Stated exercise: Gather each line of the entries below that includes "Without".

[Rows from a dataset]
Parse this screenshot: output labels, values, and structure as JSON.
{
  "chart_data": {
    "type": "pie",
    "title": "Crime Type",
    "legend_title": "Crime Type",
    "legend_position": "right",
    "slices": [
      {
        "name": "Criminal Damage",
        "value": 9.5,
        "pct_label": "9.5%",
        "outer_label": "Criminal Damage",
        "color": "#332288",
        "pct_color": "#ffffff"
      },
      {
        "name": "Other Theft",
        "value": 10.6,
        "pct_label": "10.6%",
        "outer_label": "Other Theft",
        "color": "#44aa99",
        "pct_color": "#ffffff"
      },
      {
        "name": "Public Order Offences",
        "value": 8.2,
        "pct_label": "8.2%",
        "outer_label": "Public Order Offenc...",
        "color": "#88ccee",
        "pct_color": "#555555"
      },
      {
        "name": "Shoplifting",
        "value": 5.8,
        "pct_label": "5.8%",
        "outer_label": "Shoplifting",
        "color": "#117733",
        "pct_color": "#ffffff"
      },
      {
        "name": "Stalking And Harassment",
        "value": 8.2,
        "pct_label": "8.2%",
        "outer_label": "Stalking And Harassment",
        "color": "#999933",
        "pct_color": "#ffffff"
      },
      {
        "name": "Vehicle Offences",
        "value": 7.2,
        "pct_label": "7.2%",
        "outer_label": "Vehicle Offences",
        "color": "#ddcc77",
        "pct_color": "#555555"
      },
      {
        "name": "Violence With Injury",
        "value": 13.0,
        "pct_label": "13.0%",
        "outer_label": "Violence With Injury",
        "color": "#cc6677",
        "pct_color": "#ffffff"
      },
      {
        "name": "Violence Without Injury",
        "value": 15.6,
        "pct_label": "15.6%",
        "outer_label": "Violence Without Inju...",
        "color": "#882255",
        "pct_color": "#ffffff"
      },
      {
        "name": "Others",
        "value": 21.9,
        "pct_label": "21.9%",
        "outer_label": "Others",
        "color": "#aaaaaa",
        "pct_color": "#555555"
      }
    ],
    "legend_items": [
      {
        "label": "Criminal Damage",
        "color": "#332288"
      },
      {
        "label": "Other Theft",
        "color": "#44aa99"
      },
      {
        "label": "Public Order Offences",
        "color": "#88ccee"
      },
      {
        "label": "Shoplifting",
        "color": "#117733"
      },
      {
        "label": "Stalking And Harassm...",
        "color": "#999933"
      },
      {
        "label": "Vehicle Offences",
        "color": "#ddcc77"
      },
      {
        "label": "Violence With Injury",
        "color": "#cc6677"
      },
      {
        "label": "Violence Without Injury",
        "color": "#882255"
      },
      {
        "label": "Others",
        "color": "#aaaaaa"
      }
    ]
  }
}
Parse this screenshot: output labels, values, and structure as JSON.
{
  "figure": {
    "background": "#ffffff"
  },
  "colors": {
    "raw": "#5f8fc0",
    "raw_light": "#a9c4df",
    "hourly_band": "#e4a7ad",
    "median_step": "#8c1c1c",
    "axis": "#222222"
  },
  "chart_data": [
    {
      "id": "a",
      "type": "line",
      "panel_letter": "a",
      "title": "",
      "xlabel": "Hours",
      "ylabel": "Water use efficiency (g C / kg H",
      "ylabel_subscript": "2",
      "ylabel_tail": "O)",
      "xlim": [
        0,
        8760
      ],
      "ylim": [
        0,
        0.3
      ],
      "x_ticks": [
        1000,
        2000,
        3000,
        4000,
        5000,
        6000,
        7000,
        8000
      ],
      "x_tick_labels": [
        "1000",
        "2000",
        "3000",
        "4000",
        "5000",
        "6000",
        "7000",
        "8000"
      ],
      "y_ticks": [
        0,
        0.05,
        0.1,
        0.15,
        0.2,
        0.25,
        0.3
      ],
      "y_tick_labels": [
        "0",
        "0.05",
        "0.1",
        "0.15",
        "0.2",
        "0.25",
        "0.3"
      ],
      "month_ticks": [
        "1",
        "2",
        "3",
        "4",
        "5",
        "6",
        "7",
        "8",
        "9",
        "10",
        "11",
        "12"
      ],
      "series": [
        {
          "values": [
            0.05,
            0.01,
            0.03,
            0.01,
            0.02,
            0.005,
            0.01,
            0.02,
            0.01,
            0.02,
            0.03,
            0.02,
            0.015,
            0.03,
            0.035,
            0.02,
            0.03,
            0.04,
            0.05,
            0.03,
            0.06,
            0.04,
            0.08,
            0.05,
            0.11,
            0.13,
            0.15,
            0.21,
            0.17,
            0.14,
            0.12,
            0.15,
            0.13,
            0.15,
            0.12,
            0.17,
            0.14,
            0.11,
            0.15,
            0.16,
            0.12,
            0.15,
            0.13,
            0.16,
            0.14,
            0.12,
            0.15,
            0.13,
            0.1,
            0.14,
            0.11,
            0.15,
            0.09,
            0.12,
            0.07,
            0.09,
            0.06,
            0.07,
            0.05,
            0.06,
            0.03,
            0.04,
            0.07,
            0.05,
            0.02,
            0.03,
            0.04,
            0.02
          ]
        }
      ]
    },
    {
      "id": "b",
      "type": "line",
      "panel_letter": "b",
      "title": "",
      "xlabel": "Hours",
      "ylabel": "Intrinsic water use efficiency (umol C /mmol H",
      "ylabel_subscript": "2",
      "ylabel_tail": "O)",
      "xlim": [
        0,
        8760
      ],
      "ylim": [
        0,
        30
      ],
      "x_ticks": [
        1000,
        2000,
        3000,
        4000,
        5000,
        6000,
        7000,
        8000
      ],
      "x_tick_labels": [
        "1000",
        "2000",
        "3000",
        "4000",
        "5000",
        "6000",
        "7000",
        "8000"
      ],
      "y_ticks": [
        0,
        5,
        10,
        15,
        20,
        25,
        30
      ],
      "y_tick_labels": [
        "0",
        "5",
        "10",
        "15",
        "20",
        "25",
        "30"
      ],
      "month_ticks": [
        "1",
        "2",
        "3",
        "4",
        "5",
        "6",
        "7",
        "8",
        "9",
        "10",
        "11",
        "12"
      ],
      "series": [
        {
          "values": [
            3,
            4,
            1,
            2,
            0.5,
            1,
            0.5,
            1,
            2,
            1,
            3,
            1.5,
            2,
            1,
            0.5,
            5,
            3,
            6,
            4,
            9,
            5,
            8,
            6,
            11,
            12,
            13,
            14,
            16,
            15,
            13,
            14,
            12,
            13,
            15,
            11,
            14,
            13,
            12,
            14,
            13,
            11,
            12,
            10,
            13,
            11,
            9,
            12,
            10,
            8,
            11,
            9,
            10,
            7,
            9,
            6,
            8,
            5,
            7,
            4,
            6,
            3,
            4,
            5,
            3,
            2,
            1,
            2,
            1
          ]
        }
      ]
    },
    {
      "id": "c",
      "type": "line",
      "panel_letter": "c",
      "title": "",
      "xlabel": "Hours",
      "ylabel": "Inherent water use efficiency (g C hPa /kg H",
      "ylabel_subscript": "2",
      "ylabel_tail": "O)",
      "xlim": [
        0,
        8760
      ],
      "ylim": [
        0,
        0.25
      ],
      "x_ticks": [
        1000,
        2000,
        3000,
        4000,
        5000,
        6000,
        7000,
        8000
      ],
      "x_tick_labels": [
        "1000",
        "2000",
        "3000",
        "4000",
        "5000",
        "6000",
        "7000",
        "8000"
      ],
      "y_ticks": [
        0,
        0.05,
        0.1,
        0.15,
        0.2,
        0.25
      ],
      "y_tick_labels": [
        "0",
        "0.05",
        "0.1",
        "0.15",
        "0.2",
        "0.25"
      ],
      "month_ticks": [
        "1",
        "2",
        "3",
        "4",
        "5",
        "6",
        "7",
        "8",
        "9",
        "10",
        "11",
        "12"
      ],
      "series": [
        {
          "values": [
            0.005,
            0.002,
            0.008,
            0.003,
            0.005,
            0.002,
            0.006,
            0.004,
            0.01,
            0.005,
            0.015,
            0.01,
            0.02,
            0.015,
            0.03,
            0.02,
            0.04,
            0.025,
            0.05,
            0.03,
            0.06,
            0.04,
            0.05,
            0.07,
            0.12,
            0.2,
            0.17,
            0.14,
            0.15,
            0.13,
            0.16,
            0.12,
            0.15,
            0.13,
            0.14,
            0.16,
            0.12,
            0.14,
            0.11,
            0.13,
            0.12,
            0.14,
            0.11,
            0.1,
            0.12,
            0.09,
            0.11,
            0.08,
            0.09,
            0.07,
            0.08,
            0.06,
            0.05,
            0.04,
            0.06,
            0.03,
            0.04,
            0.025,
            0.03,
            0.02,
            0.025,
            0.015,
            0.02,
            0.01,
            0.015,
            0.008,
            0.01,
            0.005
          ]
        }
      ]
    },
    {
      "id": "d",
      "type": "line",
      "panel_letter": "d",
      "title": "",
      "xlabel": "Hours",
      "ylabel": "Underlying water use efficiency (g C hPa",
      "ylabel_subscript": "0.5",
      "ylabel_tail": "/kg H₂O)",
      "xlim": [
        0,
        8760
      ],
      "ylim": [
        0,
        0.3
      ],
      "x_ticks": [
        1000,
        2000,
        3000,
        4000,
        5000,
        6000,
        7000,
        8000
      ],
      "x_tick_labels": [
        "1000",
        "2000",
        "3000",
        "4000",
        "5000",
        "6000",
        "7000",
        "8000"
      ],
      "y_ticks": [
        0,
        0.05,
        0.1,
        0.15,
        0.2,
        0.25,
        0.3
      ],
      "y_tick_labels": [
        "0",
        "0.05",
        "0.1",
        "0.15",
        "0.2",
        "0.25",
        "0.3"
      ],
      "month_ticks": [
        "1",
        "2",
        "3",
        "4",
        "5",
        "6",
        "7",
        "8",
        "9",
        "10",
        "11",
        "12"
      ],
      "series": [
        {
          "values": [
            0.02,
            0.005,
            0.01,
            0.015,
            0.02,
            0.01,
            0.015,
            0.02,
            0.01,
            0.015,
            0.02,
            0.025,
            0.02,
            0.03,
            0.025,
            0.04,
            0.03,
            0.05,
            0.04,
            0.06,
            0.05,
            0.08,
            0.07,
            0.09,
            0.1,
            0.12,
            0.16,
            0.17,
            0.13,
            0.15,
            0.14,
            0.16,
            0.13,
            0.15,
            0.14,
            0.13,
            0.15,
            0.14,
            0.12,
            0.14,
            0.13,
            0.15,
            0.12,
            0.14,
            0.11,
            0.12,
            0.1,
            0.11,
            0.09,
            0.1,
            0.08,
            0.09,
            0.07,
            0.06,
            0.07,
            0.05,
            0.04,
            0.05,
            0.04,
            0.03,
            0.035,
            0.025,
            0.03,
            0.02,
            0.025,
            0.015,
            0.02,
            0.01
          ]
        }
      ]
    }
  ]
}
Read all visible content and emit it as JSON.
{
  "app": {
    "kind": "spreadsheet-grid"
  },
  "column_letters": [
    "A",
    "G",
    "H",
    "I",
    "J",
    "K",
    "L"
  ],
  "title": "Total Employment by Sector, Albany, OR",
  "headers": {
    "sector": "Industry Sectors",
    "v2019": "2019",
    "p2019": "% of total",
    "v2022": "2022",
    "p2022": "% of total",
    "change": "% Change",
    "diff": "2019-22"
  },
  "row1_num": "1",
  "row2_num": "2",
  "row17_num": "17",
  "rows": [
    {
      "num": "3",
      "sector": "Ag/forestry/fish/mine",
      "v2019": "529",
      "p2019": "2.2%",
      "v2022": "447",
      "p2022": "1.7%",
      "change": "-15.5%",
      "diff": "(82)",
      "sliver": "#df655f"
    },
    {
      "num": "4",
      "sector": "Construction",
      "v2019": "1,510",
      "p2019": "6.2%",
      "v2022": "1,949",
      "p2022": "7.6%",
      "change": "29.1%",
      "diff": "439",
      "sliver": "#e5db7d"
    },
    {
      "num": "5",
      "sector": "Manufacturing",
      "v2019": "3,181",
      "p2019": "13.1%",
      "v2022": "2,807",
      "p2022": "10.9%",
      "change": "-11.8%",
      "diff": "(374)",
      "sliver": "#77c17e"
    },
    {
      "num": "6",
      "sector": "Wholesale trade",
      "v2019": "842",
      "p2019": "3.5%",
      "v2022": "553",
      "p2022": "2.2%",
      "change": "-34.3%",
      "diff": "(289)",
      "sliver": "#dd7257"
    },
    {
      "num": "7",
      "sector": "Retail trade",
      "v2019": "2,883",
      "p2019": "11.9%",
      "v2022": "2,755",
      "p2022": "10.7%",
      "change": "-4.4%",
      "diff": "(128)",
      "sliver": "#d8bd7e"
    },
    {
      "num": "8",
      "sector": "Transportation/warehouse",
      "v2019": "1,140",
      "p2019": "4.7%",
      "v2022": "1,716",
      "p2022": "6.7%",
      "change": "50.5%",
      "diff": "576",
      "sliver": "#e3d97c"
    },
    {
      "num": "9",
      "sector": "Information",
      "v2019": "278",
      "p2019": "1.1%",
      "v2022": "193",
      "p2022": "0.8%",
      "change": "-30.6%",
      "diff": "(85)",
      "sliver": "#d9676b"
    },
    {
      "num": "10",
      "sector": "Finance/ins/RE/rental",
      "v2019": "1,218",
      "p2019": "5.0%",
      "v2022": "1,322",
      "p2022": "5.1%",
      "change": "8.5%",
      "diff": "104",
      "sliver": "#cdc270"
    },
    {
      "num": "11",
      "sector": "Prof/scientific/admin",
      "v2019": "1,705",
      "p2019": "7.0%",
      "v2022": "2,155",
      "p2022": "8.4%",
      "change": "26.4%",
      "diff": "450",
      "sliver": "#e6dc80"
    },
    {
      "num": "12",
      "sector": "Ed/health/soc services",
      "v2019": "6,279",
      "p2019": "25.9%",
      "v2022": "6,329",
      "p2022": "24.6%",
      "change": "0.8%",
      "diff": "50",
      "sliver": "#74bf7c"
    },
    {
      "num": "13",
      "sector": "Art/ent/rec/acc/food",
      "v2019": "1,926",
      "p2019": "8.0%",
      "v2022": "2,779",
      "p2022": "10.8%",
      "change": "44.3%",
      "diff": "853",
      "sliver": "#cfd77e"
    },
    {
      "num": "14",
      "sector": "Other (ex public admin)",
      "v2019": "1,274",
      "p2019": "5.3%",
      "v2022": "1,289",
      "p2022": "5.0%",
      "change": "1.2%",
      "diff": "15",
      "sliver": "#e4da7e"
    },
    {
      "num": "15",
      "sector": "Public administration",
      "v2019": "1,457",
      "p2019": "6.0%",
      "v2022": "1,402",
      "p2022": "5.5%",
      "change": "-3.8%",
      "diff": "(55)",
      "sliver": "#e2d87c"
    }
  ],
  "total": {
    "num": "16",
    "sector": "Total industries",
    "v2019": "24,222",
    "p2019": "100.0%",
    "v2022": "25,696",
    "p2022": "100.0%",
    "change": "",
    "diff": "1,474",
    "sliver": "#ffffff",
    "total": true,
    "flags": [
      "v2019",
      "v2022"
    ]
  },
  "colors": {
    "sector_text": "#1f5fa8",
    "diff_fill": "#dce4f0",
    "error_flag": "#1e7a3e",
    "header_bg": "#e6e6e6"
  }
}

Final result:
        "name": "Violence Without Injury",
        "outer_label": "Violence Without Inju...",
        "label": "Violence Without Injury",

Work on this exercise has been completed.